Your tasks
• A. Answer these questions from the deep learning foundations page:
(i) On which dataset is the tiny dense model trained?
(ii) What value is assigned to SEED?
(iii) Which chapters of Goodfellow, Bengio, and Courville (2016) introduce tensors?
• B. Please copy the deep learning foundations page word for word from "SEED = 2025" to "and Courville (2016).".

Text extract
★ ★ ★ ★ ★ ★ ★

# W01 · Deep Learning Foundations

This week introduces the basic building blocks of deep learning with tensors, gradients, and a tiny neural network.

**Ahmed Métwalli**

## Objectives

- Understand tensors and automatic differentiation at a high level
- Learn mean squared error (MSE)
- Train a tiny dense model on Fashion-MNIST
- Log training to TensorBoard

In [None]:
# Basic setup and reproducibility
import tensorflow as tf, keras, random, numpy as np
print("TF:", tf.__version__, "| Keras:", keras.__version__)
print("Devices:", tf.config.list_physical_devices())

SHOW_SOLUTIONS = False

SEED = 2025
random.seed(SEED); np.random.seed(SEED); tf.random.set_seed(SEED)

## Very Short Concepts

Tensors package numeric data into structured collections—scalars, vectors, matrices, and higher-order arrays—that deep-learning models can manipulate efficiently, as introduced in Chapters 1-2 of Goodfellow, Bengio, and Courville (2016).

★ ★ ★ ★ ★ ★ ★

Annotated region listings
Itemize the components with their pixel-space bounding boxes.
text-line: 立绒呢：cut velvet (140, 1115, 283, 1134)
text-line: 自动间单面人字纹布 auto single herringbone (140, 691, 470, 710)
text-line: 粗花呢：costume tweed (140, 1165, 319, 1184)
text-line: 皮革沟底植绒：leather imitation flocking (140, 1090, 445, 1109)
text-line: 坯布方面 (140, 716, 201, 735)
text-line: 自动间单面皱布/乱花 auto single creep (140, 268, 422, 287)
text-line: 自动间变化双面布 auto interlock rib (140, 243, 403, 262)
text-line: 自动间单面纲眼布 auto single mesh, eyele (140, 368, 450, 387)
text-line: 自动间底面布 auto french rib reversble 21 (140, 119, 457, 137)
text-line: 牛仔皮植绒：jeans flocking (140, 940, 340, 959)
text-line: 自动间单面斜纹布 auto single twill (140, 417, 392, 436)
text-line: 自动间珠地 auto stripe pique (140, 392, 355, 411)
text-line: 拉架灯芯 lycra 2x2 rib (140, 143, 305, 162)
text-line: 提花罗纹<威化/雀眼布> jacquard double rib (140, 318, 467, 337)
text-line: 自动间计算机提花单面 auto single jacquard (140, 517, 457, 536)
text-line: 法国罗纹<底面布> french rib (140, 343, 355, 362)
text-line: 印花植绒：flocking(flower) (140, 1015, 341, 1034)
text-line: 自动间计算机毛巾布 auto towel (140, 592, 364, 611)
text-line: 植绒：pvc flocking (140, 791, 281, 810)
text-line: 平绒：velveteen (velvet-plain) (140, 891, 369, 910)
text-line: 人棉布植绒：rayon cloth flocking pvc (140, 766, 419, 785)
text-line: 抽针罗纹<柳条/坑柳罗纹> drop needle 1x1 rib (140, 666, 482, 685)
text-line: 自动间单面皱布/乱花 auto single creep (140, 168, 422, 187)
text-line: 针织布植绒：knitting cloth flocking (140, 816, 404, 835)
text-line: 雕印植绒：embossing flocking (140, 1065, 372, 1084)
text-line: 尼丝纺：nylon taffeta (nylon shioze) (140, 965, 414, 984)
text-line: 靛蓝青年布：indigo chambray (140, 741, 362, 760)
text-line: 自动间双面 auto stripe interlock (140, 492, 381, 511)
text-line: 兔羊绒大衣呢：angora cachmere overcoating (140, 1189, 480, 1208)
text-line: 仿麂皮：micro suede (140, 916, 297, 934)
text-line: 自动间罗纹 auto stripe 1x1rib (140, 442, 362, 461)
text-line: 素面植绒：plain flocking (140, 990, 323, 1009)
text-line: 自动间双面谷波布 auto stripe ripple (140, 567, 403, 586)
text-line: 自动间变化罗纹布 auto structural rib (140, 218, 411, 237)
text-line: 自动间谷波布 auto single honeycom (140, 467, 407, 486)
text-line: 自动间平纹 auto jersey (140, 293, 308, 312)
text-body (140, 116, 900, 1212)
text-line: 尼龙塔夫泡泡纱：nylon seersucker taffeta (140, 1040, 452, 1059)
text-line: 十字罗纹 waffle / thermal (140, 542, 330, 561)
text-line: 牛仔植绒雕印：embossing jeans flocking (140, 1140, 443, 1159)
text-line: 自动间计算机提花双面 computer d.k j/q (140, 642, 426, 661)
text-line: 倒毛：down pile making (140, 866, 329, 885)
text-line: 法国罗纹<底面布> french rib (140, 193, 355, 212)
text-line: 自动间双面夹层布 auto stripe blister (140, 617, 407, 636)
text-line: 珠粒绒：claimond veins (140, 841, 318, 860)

★ ★ ★ ★ ★ ★ ★

Answer list
• A.
(i) Fashion-MNIST
(ii) 2025
(iii) Chapters 1-2

• B.
SEED = 2025
random.seed(SEED); np.random.seed(SEED); tf.random.set_seed(SEED)

## Very Short Concepts

Tensors package numeric data into structured collections—scalars, vectors, matrices, and higher-order arrays—that deep-learning models can manipulate efficiently, as introduced in Chapters 1-2 of Goodfellow, Bengio, and Courville (2016).